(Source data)
◆ ◆ ◆
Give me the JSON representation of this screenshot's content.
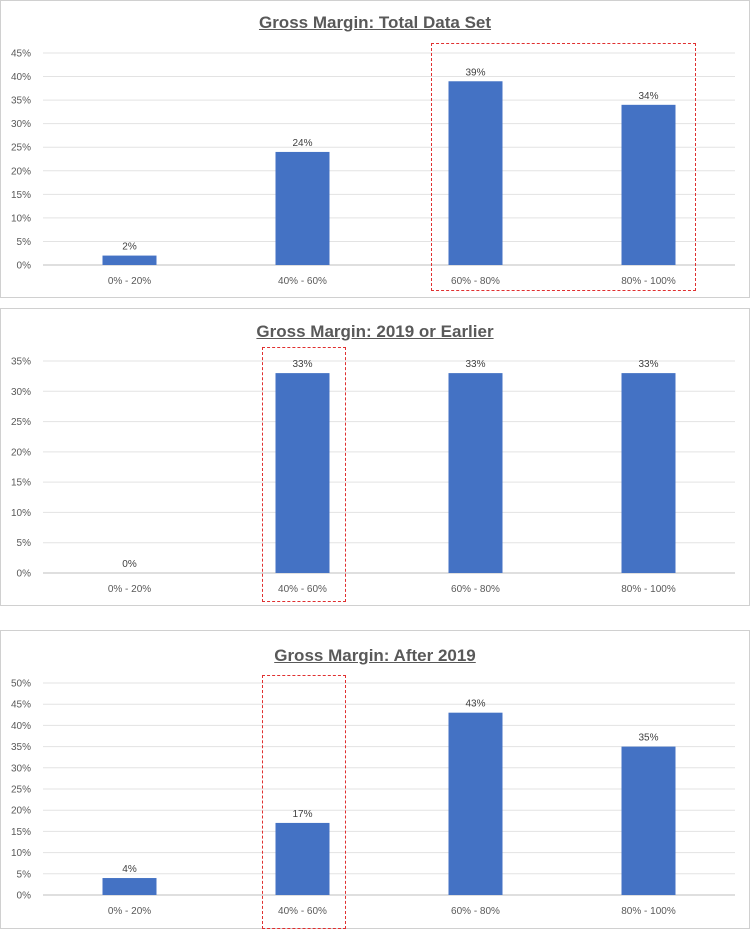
{
  "chart_data": [
    {
      "type": "bar",
      "title": "Gross Margin: Total Data Set",
      "categories": [
        "0% - 20%",
        "40% - 60%",
        "60% - 80%",
        "80% - 100%"
      ],
      "values": [
        2,
        24,
        39,
        34
      ],
      "data_labels": [
        "2%",
        "24%",
        "39%",
        "34%"
      ],
      "ylim": [
        0,
        45
      ],
      "yticks": [
        "0%",
        "5%",
        "10%",
        "15%",
        "20%",
        "25%",
        "30%",
        "35%",
        "40%",
        "45%"
      ],
      "grid": true,
      "bar_color": "#4472C4",
      "highlighted_categories": [
        "60% - 80%",
        "80% - 100%"
      ],
      "highlight_color": "#E03030"
    },
    {
      "type": "bar",
      "title": "Gross Margin: 2019 or Earlier",
      "categories": [
        "0% - 20%",
        "40% - 60%",
        "60% - 80%",
        "80% - 100%"
      ],
      "values": [
        0,
        33,
        33,
        33
      ],
      "data_labels": [
        "0%",
        "33%",
        "33%",
        "33%"
      ],
      "ylim": [
        0,
        35
      ],
      "yticks": [
        "0%",
        "5%",
        "10%",
        "15%",
        "20%",
        "25%",
        "30%",
        "35%"
      ],
      "grid": true,
      "bar_color": "#4472C4",
      "highlighted_categories": [
        "40% - 60%"
      ],
      "highlight_color": "#E03030"
    },
    {
      "type": "bar",
      "title": "Gross Margin: After 2019",
      "categories": [
        "0% - 20%",
        "40% - 60%",
        "60% - 80%",
        "80% - 100%"
      ],
      "values": [
        4,
        17,
        43,
        35
      ],
      "data_labels": [
        "4%",
        "17%",
        "43%",
        "35%"
      ],
      "ylim": [
        0,
        50
      ],
      "yticks": [
        "0%",
        "5%",
        "10%",
        "15%",
        "20%",
        "25%",
        "30%",
        "35%",
        "40%",
        "45%",
        "50%"
      ],
      "grid": true,
      "bar_color": "#4472C4",
      "highlighted_categories": [
        "40% - 60%"
      ],
      "highlight_color": "#E03030"
    }
  ]
}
◆ ◆ ◆
* PROBLEM DETAILS
Set each line of the records down exactly, leaving every picture out.

* IN RESPONSE
Give me the JSON representation of this screenshot's content.
{
  "chart_data": [
    {
      "type": "bar",
      "title": "Gross Margin: Total Data Set",
      "categories": [
        "0% - 20%",
        "40% - 60%",
        "60% - 80%",
        "80% - 100%"
      ],
      "values": [
        2,
        24,
        39,
        34
      ],
      "data_labels": [
        "2%",
        "24%",
        "39%",
        "34%"
      ],
      "ylim": [
        0,
        45
      ],
      "yticks": [
        "0%",
        "5%",
        "10%",
        "15%",
        "20%",
        "25%",
        "30%",
        "35%",
        "40%",
        "45%"
      ],
      "grid": true,
      "bar_color": "#4472C4",
      "highlighted_categories": [
        "60% - 80%",
        "80% - 100%"
      ],
      "highlight_color": "#E03030"
    },
    {
      "type": "bar",
      "title": "Gross Margin: 2019 or Earlier",
      "categories": [
        "0% - 20%",
        "40% - 60%",
        "60% - 80%",
        "80% - 100%"
      ],
      "values": [
        0,
        33,
        33,
        33
      ],
      "data_labels": [
        "0%",
        "33%",
        "33%",
        "33%"
      ],
      "ylim": [
        0,
        35
      ],
      "yticks": [
        "0%",
        "5%",
        "10%",
        "15%",
        "20%",
        "25%",
        "30%",
        "35%"
      ],
      "grid": true,
      "bar_color": "#4472C4",
      "highlighted_categories": [
        "40% - 60%"
      ],
      "highlight_color": "#E03030"
    },
    {
      "type": "bar",
      "title": "Gross Margin: After 2019",
      "categories": [
        "0% - 20%",
        "40% - 60%",
        "60% - 80%",
        "80% - 100%"
      ],
      "values": [
        4,
        17,
        43,
        35
      ],
      "data_labels": [
        "4%",
        "17%",
        "43%",
        "35%"
      ],
      "ylim": [
        0,
        50
      ],
      "yticks": [
        "0%",
        "5%",
        "10%",
        "15%",
        "20%",
        "25%",
        "30%",
        "35%",
        "40%",
        "45%",
        "50%"
      ],
      "grid": true,
      "bar_color": "#4472C4",
      "highlighted_categories": [
        "40% - 60%"
      ],
      "highlight_color": "#E03030"
    }
  ]
}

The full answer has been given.